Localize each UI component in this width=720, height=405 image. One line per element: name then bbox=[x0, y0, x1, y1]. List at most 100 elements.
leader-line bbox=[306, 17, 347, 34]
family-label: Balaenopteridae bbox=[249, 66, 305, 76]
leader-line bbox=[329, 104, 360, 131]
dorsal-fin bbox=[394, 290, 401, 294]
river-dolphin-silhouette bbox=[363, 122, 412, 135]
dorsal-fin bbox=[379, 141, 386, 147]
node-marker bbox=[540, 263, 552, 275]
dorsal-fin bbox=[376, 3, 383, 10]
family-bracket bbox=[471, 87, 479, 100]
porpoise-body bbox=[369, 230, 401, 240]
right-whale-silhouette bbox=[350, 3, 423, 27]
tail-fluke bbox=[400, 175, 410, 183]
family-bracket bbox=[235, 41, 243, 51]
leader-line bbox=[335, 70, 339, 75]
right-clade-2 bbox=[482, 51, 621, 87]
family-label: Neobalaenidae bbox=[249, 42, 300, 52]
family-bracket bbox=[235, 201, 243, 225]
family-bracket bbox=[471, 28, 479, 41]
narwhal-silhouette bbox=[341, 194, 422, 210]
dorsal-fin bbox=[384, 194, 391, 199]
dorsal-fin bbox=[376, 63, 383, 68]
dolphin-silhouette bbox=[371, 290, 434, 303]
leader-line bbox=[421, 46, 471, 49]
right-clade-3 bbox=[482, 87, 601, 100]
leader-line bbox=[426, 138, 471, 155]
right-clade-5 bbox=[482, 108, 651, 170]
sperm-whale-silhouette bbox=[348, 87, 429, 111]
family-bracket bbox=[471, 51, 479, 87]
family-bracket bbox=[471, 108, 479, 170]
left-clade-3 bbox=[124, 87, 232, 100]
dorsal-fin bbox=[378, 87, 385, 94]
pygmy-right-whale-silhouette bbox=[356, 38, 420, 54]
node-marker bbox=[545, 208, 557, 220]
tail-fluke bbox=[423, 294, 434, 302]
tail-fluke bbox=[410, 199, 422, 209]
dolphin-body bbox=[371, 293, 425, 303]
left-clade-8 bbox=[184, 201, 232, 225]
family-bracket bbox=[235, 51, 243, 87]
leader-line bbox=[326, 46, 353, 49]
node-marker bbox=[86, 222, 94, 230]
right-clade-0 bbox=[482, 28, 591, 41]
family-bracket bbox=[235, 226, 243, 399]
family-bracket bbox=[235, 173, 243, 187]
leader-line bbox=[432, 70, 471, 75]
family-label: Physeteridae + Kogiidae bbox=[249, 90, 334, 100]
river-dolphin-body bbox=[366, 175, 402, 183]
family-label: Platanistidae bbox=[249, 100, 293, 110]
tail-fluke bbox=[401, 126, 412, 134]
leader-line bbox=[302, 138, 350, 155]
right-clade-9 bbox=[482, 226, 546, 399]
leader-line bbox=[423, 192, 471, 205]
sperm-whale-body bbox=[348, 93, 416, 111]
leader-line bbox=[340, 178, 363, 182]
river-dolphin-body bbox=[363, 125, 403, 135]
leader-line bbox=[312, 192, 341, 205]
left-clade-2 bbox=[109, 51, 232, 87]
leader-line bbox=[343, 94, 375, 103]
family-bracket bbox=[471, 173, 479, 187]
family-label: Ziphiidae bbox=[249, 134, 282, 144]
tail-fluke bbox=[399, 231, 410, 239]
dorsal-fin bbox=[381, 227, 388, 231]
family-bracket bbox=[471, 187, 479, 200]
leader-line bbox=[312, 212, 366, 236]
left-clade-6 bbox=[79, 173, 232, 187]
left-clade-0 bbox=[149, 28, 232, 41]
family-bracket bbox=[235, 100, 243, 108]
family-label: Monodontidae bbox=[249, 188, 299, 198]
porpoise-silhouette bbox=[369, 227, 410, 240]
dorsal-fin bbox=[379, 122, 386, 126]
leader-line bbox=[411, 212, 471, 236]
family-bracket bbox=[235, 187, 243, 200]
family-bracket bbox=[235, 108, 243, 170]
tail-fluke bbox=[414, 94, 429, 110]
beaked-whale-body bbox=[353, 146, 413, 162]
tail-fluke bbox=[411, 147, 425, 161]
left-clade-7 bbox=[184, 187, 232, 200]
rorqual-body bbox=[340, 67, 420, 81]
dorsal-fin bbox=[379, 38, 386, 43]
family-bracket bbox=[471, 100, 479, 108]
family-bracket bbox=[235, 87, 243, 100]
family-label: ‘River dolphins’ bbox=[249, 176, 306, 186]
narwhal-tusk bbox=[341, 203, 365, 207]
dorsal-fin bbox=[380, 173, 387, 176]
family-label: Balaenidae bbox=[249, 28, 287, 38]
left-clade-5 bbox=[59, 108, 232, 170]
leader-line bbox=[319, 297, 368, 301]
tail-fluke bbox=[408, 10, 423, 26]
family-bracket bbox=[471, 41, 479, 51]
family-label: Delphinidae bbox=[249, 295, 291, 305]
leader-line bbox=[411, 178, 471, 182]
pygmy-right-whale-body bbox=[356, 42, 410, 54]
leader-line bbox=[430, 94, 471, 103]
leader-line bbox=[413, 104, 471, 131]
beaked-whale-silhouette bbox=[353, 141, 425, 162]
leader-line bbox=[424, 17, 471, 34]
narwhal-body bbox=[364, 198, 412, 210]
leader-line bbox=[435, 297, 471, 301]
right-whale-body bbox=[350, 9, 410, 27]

* WHAT TO PRODUCE
Rewrite the listing above, replacing every "leader-line" with "connector-line" and leaving everything else unchanged.

* WRITTEN RESPONSE
Localize each UI component in this width=720, height=405 image. One line per element: name then bbox=[x0, y0, x1, y1]. List at most 100 elements.
connector-line bbox=[306, 17, 347, 34]
family-label: Balaenopteridae bbox=[249, 66, 305, 76]
connector-line bbox=[329, 104, 360, 131]
dorsal-fin bbox=[394, 290, 401, 294]
river-dolphin-silhouette bbox=[363, 122, 412, 135]
dorsal-fin bbox=[379, 141, 386, 147]
node-marker bbox=[540, 263, 552, 275]
dorsal-fin bbox=[376, 3, 383, 10]
family-bracket bbox=[471, 87, 479, 100]
porpoise-body bbox=[369, 230, 401, 240]
right-whale-silhouette bbox=[350, 3, 423, 27]
tail-fluke bbox=[400, 175, 410, 183]
family-bracket bbox=[235, 41, 243, 51]
connector-line bbox=[335, 70, 339, 75]
right-clade-2 bbox=[482, 51, 621, 87]
family-label: Neobalaenidae bbox=[249, 42, 300, 52]
family-bracket bbox=[235, 201, 243, 225]
family-bracket bbox=[471, 28, 479, 41]
narwhal-silhouette bbox=[341, 194, 422, 210]
dorsal-fin bbox=[384, 194, 391, 199]
dorsal-fin bbox=[376, 63, 383, 68]
dolphin-silhouette bbox=[371, 290, 434, 303]
connector-line bbox=[421, 46, 471, 49]
right-clade-3 bbox=[482, 87, 601, 100]
connector-line bbox=[426, 138, 471, 155]
right-clade-5 bbox=[482, 108, 651, 170]
sperm-whale-silhouette bbox=[348, 87, 429, 111]
family-bracket bbox=[471, 51, 479, 87]
family-bracket bbox=[471, 108, 479, 170]
left-clade-3 bbox=[124, 87, 232, 100]
dorsal-fin bbox=[378, 87, 385, 94]
pygmy-right-whale-silhouette bbox=[356, 38, 420, 54]
node-marker bbox=[545, 208, 557, 220]
tail-fluke bbox=[423, 294, 434, 302]
tail-fluke bbox=[410, 199, 422, 209]
dolphin-body bbox=[371, 293, 425, 303]
left-clade-8 bbox=[184, 201, 232, 225]
family-bracket bbox=[235, 51, 243, 87]
connector-line bbox=[326, 46, 353, 49]
node-marker bbox=[86, 222, 94, 230]
right-clade-0 bbox=[482, 28, 591, 41]
family-bracket bbox=[235, 226, 243, 399]
family-bracket bbox=[235, 173, 243, 187]
connector-line bbox=[432, 70, 471, 75]
family-label: Physeteridae + Kogiidae bbox=[249, 90, 334, 100]
river-dolphin-body bbox=[366, 175, 402, 183]
family-label: Platanistidae bbox=[249, 100, 293, 110]
tail-fluke bbox=[401, 126, 412, 134]
connector-line bbox=[302, 138, 350, 155]
right-clade-9 bbox=[482, 226, 546, 399]
connector-line bbox=[423, 192, 471, 205]
sperm-whale-body bbox=[348, 93, 416, 111]
connector-line bbox=[340, 178, 363, 182]
river-dolphin-body bbox=[363, 125, 403, 135]
connector-line bbox=[312, 192, 341, 205]
left-clade-2 bbox=[109, 51, 232, 87]
connector-line bbox=[343, 94, 375, 103]
family-bracket bbox=[471, 173, 479, 187]
family-label: Ziphiidae bbox=[249, 134, 282, 144]
tail-fluke bbox=[399, 231, 410, 239]
dorsal-fin bbox=[381, 227, 388, 231]
family-bracket bbox=[471, 187, 479, 200]
connector-line bbox=[312, 212, 366, 236]
left-clade-6 bbox=[79, 173, 232, 187]
left-clade-0 bbox=[149, 28, 232, 41]
family-bracket bbox=[235, 100, 243, 108]
family-label: Monodontidae bbox=[249, 188, 299, 198]
porpoise-silhouette bbox=[369, 227, 410, 240]
dorsal-fin bbox=[379, 122, 386, 126]
connector-line bbox=[411, 212, 471, 236]
family-bracket bbox=[235, 187, 243, 200]
family-bracket bbox=[235, 108, 243, 170]
tail-fluke bbox=[414, 94, 429, 110]
beaked-whale-body bbox=[353, 146, 413, 162]
tail-fluke bbox=[411, 147, 425, 161]
left-clade-7 bbox=[184, 187, 232, 200]
rorqual-body bbox=[340, 67, 420, 81]
dorsal-fin bbox=[379, 38, 386, 43]
family-bracket bbox=[471, 100, 479, 108]
family-bracket bbox=[235, 87, 243, 100]
family-label: ‘River dolphins’ bbox=[249, 176, 306, 186]
narwhal-tusk bbox=[341, 203, 365, 207]
dorsal-fin bbox=[380, 173, 387, 176]
family-label: Balaenidae bbox=[249, 28, 287, 38]
left-clade-5 bbox=[59, 108, 232, 170]
connector-line bbox=[319, 297, 368, 301]
tail-fluke bbox=[408, 10, 423, 26]
family-bracket bbox=[471, 41, 479, 51]
family-label: Delphinidae bbox=[249, 295, 291, 305]
connector-line bbox=[411, 178, 471, 182]
pygmy-right-whale-body bbox=[356, 42, 410, 54]
connector-line bbox=[430, 94, 471, 103]
connector-line bbox=[413, 104, 471, 131]
beaked-whale-silhouette bbox=[353, 141, 425, 162]
connector-line bbox=[424, 17, 471, 34]
narwhal-body bbox=[364, 198, 412, 210]
connector-line bbox=[435, 297, 471, 301]
right-whale-body bbox=[350, 9, 410, 27]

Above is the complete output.